■ TASK OBJECTIVE: Quote, without change, all of the lines that follow.

##### SOURCE MATERIAL

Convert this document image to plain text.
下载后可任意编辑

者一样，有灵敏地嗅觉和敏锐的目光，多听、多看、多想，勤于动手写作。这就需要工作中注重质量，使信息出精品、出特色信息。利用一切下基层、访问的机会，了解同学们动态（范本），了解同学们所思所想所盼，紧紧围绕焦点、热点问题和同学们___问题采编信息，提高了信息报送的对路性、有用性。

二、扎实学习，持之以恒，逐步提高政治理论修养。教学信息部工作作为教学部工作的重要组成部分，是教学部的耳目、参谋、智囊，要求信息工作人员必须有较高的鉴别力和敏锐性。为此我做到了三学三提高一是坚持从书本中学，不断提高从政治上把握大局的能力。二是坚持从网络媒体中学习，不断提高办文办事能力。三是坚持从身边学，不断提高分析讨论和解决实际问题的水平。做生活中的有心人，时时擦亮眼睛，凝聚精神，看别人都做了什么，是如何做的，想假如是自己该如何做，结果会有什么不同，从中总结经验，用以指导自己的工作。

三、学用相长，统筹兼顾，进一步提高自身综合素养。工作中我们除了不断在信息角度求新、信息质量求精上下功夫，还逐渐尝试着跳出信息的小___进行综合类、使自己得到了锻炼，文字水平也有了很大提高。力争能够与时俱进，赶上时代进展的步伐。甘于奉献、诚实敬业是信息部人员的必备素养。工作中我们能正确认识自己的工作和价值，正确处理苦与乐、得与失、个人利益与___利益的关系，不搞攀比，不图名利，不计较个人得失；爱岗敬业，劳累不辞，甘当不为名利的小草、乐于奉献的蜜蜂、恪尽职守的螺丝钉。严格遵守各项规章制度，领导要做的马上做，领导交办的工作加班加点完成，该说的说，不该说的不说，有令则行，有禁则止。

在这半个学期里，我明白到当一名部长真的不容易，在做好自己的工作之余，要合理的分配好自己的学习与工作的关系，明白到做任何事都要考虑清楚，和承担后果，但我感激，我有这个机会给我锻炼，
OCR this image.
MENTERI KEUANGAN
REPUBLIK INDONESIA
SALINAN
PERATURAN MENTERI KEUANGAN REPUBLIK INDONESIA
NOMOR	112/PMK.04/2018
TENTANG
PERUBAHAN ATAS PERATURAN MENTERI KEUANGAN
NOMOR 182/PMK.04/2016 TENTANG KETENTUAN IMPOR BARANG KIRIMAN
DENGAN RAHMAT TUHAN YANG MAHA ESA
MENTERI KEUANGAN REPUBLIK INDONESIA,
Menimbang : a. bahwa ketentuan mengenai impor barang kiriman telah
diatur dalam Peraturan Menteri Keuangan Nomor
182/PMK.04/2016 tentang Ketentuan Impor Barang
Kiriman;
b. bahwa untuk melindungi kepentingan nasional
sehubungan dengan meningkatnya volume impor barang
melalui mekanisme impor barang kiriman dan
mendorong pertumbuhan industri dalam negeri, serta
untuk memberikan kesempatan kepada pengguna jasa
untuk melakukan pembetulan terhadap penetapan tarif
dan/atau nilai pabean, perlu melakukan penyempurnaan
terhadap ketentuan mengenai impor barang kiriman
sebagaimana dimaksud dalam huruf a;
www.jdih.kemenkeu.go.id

##########

■ RESPONSE TO THE EXERCISE:
Convert this document image to plain text.
下载后可任意编辑

者一样，有灵敏地嗅觉和敏锐的目光，多听、多看、多想，勤于动手写作。这就需要工作中注重质量，使信息出精品、出特色信息。利用一切下基层、访问的机会，了解同学们动态（范本），了解同学们所思所想所盼，紧紧围绕焦点、热点问题和同学们___问题采编信息，提高了信息报送的对路性、有用性。

二、扎实学习，持之以恒，逐步提高政治理论修养。教学信息部工作作为教学部工作的重要组成部分，是教学部的耳目、参谋、智囊，要求信息工作人员必须有较高的鉴别力和敏锐性。为此我做到了三学三提高一是坚持从书本中学，不断提高从政治上把握大局的能力。二是坚持从网络媒体中学习，不断提高办文办事能力。三是坚持从身边学，不断提高分析讨论和解决实际问题的水平。做生活中的有心人，时时擦亮眼睛，凝聚精神，看别人都做了什么，是如何做的，想假如是自己该如何做，结果会有什么不同，从中总结经验，用以指导自己的工作。

三、学用相长，统筹兼顾，进一步提高自身综合素养。工作中我们除了不断在信息角度求新、信息质量求精上下功夫，还逐渐尝试着跳出信息的小___进行综合类、使自己得到了锻炼，文字水平也有了很大提高。力争能够与时俱进，赶上时代进展的步伐。甘于奉献、诚实敬业是信息部人员的必备素养。工作中我们能正确认识自己的工作和价值，正确处理苦与乐、得与失、个人利益与___利益的关系，不搞攀比，不图名利，不计较个人得失；爱岗敬业，劳累不辞，甘当不为名利的小草、乐于奉献的蜜蜂、恪尽职守的螺丝钉。严格遵守各项规章制度，领导要做的马上做，领导交办的工作加班加点完成，该说的说，不该说的不说，有令则行，有禁则止。

在这半个学期里，我明白到当一名部长真的不容易，在做好自己的工作之余，要合理的分配好自己的学习与工作的关系，明白到做任何事都要考虑清楚，和承担后果，但我感激，我有这个机会给我锻炼，
OCR this image.
MENTERI KEUANGAN
REPUBLIK INDONESIA
SALINAN
PERATURAN MENTERI KEUANGAN REPUBLIK INDONESIA
NOMOR	112/PMK.04/2018
TENTANG
PERUBAHAN ATAS PERATURAN MENTERI KEUANGAN
NOMOR 182/PMK.04/2016 TENTANG KETENTUAN IMPOR BARANG KIRIMAN
DENGAN RAHMAT TUHAN YANG MAHA ESA
MENTERI KEUANGAN REPUBLIK INDONESIA,
Menimbang : a. bahwa ketentuan mengenai impor barang kiriman telah
diatur dalam Peraturan Menteri Keuangan Nomor
182/PMK.04/2016 tentang Ketentuan Impor Barang
Kiriman;
b. bahwa untuk melindungi kepentingan nasional
sehubungan dengan meningkatnya volume impor barang
melalui mekanisme impor barang kiriman dan
mendorong pertumbuhan industri dalam negeri, serta
untuk memberikan kesempatan kepada pengguna jasa
untuk melakukan pembetulan terhadap penetapan tarif
dan/atau nilai pabean, perlu melakukan penyempurnaan
terhadap ketentuan mengenai impor barang kiriman
sebagaimana dimaksud dalam huruf a;
www.jdih.kemenkeu.go.id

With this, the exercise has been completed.